- **EXERCISE INPUTS**:
= = =
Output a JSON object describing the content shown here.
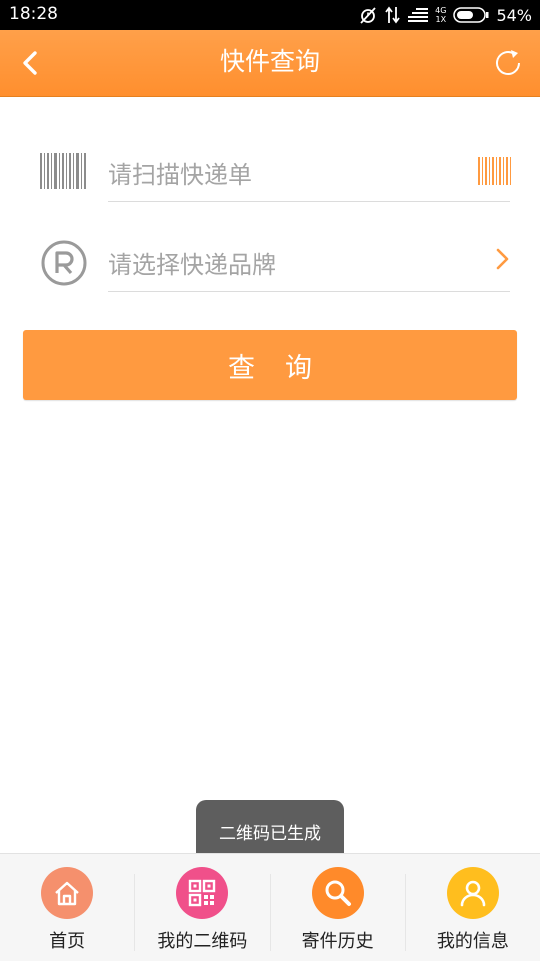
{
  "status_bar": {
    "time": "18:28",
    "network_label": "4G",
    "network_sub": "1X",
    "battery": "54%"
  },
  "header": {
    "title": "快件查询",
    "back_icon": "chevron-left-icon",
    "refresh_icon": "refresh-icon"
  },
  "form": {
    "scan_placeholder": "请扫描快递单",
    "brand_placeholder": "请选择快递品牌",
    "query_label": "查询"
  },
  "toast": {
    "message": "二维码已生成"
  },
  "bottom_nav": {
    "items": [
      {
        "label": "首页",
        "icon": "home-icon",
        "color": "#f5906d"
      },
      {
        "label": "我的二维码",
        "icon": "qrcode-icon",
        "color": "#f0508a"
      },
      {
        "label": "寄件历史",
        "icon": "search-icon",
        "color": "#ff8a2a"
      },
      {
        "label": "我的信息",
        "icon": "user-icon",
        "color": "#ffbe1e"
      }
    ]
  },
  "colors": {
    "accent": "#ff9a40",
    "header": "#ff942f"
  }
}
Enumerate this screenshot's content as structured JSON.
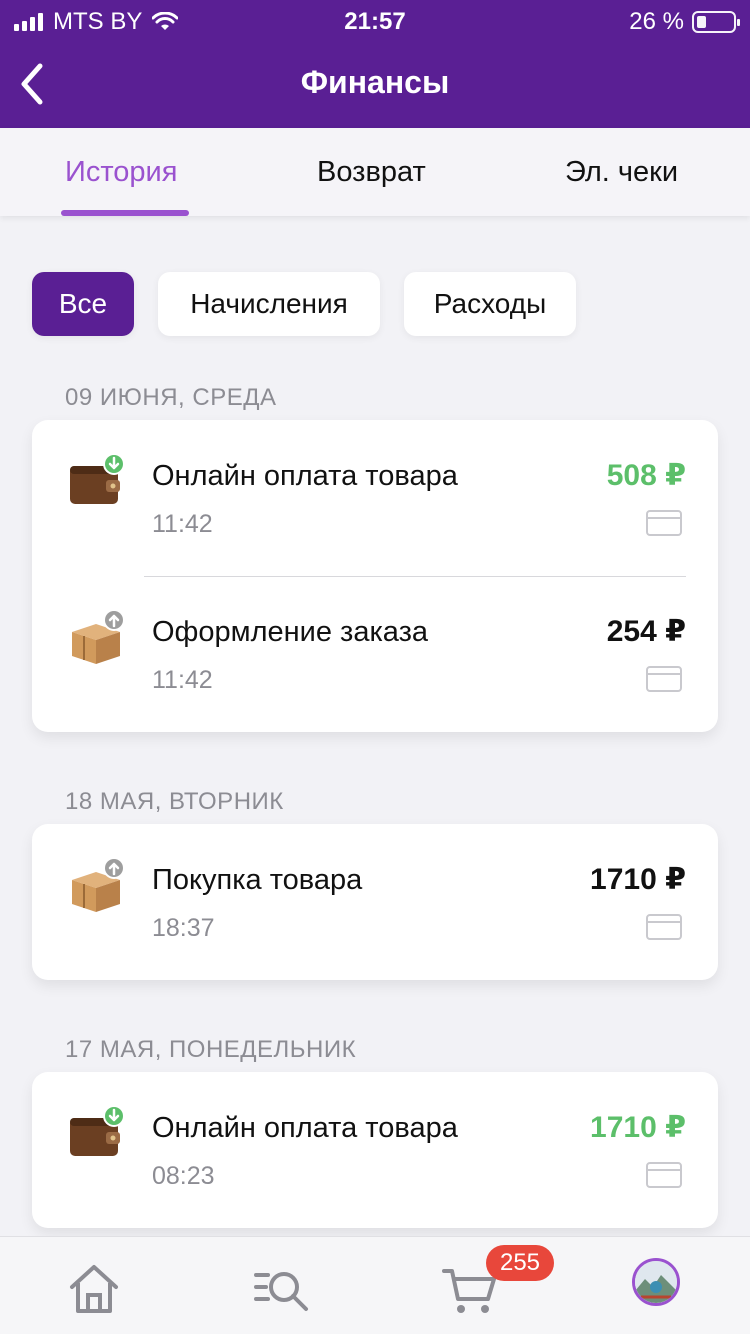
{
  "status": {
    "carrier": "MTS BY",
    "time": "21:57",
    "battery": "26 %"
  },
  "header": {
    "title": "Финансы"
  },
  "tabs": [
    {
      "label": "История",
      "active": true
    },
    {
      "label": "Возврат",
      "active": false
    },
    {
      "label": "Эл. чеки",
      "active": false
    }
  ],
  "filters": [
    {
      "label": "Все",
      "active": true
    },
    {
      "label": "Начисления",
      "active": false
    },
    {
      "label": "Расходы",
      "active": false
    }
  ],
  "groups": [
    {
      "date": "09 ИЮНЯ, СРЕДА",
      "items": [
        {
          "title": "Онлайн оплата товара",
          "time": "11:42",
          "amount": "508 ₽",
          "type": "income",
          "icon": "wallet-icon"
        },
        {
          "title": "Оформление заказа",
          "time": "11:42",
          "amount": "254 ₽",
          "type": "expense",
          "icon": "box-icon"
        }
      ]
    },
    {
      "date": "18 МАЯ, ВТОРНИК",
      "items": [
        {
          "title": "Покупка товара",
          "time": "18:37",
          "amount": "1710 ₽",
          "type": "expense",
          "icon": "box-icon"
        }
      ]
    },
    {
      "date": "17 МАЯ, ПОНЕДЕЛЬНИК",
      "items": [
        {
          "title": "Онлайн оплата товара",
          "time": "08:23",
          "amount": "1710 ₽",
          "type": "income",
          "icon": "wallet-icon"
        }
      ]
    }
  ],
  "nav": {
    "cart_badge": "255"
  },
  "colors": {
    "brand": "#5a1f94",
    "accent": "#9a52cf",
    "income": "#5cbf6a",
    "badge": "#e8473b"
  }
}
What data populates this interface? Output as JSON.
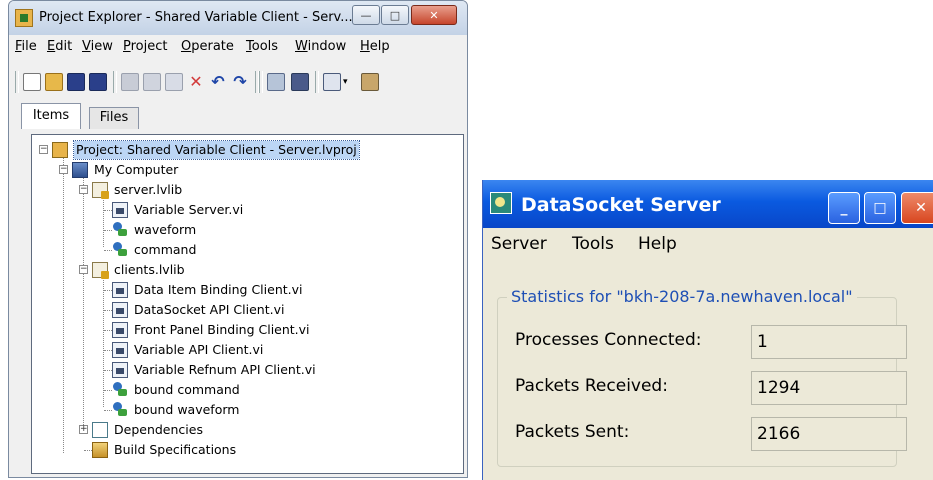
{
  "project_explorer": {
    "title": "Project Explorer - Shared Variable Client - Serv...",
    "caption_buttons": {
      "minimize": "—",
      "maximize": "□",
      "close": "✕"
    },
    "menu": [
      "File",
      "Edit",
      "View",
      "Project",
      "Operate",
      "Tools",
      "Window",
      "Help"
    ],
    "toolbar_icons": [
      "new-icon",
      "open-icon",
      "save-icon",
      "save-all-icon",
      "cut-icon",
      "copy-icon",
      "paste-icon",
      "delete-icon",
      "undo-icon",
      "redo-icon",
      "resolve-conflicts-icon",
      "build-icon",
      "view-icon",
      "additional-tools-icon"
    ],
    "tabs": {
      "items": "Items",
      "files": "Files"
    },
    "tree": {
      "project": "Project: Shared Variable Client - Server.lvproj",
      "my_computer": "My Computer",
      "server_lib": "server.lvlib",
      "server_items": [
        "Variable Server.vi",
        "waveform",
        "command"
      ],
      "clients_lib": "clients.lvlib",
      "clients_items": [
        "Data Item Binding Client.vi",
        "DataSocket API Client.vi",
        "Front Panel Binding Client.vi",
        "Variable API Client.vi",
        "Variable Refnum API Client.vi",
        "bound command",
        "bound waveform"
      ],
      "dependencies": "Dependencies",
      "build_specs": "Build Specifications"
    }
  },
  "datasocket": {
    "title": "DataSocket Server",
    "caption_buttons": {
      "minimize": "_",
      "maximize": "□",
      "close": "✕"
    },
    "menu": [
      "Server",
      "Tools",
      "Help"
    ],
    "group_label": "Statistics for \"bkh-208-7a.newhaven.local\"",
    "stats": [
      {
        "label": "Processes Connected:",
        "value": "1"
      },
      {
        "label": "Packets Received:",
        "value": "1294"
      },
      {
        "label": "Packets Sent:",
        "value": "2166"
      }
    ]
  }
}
= = =
- **YOUR OBJECTIVE**: Using the listing above, show each line holding the string "Variable".

- **COMPLETE ANSWER**:
    "title": "Project Explorer - Shared Variable Client - Serv...",
      "project": "Project: Shared Variable Client - Server.lvproj",
        "Variable Server.vi",
        "Variable API Client.vi",
        "Variable Refnum API Client.vi",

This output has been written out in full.